◆ **The task**
From the listing below, extract every line in which the word "системы" appears.

◆ **Data section**
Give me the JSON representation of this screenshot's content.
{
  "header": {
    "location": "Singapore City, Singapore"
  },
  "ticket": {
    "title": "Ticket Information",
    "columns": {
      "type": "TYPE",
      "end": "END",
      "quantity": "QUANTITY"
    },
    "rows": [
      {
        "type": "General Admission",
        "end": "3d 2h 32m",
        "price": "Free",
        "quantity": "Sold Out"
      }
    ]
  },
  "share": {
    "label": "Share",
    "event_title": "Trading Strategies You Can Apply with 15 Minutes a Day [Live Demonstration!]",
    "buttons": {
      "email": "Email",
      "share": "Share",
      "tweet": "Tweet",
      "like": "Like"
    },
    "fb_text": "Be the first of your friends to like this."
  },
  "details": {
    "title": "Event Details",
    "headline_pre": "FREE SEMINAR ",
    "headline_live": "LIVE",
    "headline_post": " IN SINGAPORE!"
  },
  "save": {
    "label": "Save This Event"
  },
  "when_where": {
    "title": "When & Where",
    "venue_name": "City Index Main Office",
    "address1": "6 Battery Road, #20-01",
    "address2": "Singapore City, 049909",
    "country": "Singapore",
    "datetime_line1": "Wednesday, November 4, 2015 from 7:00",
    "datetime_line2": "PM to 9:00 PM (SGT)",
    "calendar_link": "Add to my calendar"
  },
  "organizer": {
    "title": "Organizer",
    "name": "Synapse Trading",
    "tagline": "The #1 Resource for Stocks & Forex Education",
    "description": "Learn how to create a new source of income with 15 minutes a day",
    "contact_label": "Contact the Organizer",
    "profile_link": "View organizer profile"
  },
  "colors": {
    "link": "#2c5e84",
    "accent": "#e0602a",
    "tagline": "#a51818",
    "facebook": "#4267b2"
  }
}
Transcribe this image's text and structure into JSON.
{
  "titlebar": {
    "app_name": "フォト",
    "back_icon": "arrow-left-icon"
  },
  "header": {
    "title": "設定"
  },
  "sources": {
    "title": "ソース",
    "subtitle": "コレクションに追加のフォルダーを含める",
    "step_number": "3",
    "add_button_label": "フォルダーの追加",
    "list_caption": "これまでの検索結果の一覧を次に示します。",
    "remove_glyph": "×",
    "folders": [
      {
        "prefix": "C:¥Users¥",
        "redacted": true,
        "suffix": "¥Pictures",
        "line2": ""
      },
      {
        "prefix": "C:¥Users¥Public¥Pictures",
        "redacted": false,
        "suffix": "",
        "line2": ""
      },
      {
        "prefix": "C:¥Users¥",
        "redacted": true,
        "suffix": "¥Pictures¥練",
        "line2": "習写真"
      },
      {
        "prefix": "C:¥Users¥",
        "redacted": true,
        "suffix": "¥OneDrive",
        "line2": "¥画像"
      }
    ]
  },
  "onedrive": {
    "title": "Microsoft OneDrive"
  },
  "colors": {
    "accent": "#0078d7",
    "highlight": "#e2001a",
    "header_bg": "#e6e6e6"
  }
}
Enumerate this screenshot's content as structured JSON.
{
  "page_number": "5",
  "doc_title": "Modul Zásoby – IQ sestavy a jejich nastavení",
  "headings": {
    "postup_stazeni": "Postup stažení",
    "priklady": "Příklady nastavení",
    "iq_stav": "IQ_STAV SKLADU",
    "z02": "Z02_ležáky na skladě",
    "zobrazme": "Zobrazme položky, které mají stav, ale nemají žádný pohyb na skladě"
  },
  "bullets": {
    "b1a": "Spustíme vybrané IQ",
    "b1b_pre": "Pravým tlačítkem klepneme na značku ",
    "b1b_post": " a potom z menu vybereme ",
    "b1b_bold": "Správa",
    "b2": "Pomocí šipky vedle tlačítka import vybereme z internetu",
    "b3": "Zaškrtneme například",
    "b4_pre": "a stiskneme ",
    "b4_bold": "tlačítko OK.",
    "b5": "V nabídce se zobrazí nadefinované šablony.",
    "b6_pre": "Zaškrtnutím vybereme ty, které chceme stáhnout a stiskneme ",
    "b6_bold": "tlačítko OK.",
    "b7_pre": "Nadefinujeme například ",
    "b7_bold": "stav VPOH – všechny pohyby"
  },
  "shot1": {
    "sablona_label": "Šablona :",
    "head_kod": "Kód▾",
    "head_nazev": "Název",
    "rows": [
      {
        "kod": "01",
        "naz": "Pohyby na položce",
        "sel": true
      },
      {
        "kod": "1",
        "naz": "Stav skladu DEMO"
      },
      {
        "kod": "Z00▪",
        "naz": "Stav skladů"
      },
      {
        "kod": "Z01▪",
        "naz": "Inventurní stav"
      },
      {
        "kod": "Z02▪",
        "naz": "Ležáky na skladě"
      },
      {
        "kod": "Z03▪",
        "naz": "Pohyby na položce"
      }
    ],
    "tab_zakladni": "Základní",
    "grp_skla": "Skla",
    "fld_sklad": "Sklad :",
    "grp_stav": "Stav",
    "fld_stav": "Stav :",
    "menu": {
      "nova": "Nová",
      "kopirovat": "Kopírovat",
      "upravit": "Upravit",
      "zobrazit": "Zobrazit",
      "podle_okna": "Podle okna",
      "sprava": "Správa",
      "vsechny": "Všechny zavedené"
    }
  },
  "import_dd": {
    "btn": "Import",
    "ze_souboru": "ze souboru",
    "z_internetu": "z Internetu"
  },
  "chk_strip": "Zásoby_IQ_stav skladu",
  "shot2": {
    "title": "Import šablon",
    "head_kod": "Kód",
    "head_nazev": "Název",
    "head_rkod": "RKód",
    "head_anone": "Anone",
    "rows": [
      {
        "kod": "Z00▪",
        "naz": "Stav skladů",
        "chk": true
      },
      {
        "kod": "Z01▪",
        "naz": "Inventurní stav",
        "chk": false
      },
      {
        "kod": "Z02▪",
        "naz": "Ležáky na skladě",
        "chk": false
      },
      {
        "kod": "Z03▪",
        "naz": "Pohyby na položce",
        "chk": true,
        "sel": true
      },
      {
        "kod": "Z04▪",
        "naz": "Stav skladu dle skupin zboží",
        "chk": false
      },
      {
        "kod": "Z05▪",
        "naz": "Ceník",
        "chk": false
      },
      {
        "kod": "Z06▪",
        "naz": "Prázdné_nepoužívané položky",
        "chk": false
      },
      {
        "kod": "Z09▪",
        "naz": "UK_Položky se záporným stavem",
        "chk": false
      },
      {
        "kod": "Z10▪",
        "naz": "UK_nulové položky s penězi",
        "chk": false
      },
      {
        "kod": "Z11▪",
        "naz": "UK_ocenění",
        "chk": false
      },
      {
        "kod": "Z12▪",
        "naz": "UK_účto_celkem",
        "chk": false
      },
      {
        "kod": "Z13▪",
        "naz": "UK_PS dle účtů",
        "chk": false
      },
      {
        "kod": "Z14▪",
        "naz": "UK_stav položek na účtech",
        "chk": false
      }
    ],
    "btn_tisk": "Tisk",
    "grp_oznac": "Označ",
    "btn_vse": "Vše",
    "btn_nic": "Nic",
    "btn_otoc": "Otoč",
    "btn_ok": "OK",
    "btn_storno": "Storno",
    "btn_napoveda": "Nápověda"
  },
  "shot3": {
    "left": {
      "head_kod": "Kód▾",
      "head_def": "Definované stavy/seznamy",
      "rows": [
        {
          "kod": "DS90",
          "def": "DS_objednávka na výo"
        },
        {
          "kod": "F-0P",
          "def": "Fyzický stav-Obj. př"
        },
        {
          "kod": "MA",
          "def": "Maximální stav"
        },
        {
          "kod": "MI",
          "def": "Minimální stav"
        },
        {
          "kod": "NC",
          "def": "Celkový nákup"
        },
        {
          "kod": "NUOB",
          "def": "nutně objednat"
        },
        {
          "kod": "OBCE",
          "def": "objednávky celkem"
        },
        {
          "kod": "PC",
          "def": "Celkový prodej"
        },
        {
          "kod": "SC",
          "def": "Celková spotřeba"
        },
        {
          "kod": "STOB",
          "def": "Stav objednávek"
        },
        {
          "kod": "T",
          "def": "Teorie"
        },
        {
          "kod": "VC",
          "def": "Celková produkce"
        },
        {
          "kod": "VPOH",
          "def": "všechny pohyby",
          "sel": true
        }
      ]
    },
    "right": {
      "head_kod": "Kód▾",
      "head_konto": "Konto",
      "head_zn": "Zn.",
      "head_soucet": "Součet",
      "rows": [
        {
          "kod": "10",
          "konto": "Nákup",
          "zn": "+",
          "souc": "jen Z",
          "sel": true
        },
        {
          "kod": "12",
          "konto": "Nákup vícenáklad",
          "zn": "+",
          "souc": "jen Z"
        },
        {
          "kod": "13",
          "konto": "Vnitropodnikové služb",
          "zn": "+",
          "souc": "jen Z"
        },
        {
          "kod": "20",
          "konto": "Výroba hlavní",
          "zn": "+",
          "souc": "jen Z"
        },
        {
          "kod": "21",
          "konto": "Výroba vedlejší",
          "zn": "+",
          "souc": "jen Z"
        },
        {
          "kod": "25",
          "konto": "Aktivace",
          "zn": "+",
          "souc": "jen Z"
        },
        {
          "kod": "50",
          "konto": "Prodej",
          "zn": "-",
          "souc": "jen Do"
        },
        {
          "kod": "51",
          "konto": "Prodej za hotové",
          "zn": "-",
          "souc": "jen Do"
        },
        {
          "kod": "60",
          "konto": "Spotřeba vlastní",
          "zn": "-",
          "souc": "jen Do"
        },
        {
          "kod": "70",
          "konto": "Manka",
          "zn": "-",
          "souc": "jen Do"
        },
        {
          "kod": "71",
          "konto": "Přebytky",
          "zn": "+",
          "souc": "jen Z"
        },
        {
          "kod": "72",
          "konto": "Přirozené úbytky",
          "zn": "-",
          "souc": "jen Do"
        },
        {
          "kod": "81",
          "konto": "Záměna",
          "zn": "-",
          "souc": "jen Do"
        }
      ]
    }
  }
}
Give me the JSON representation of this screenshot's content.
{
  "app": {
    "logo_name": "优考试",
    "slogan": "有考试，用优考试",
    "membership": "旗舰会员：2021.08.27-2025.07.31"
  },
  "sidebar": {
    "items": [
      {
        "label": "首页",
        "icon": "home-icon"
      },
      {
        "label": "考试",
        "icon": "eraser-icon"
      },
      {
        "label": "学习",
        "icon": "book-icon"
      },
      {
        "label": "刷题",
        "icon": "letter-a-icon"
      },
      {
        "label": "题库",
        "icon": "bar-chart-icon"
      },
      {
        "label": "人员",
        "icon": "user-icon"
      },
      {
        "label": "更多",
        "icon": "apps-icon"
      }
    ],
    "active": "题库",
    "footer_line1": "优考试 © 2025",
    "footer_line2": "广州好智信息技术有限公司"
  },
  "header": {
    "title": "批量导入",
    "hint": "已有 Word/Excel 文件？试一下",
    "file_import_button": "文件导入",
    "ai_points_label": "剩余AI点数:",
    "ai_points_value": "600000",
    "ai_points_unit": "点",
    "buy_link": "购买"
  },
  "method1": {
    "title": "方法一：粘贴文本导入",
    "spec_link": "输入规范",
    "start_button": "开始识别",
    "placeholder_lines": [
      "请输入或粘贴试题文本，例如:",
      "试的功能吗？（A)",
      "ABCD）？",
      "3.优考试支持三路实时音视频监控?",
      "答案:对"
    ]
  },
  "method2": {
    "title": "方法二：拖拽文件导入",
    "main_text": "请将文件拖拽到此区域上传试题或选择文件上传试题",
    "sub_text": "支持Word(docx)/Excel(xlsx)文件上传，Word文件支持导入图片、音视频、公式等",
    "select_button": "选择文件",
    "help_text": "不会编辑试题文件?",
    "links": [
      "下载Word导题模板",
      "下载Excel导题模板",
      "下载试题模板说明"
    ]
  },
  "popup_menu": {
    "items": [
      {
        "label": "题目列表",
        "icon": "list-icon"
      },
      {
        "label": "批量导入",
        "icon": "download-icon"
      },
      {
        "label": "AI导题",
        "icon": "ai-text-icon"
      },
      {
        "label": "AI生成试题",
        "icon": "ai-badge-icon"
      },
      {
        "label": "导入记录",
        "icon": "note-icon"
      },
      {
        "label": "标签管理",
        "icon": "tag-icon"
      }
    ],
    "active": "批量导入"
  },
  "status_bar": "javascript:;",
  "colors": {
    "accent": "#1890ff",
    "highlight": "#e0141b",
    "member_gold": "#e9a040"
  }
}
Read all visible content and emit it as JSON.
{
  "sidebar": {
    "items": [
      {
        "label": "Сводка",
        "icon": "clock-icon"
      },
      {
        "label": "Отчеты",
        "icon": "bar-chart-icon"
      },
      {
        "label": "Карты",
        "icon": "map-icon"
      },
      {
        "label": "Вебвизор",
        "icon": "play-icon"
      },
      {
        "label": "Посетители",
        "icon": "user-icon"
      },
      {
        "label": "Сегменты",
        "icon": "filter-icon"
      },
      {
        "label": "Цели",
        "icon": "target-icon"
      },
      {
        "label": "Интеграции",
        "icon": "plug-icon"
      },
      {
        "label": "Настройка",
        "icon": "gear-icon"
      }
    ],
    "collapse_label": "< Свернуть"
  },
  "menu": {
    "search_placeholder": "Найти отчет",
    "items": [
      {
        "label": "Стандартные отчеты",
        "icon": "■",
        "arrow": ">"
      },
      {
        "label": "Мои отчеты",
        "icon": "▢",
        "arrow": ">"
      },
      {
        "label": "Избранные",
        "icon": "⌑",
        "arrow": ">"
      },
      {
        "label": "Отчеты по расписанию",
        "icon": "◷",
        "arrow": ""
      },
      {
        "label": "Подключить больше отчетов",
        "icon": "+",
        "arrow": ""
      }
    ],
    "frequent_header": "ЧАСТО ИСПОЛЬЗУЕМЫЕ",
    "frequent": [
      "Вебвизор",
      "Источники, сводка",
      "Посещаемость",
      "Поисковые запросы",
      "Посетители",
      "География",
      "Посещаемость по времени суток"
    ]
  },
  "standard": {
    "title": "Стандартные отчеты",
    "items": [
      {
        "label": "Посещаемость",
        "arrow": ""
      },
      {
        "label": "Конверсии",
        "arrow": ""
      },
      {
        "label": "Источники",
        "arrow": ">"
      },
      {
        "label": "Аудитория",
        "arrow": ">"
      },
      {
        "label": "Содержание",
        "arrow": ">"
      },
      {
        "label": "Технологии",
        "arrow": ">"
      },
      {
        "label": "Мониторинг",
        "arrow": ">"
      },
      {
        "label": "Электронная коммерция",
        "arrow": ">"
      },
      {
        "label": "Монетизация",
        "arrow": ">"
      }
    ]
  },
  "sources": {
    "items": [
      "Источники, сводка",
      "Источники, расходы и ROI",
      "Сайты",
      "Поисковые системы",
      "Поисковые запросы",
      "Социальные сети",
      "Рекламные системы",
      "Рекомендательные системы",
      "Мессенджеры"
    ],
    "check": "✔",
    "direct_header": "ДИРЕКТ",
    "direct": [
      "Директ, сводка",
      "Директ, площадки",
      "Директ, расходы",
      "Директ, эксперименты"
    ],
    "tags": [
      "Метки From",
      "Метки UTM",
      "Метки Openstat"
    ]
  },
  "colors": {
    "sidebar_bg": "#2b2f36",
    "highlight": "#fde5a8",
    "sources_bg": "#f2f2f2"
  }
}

◆ **Written answer**
      "Поисковые системы",
      "Рекламные системы",
      "Рекомендательные системы",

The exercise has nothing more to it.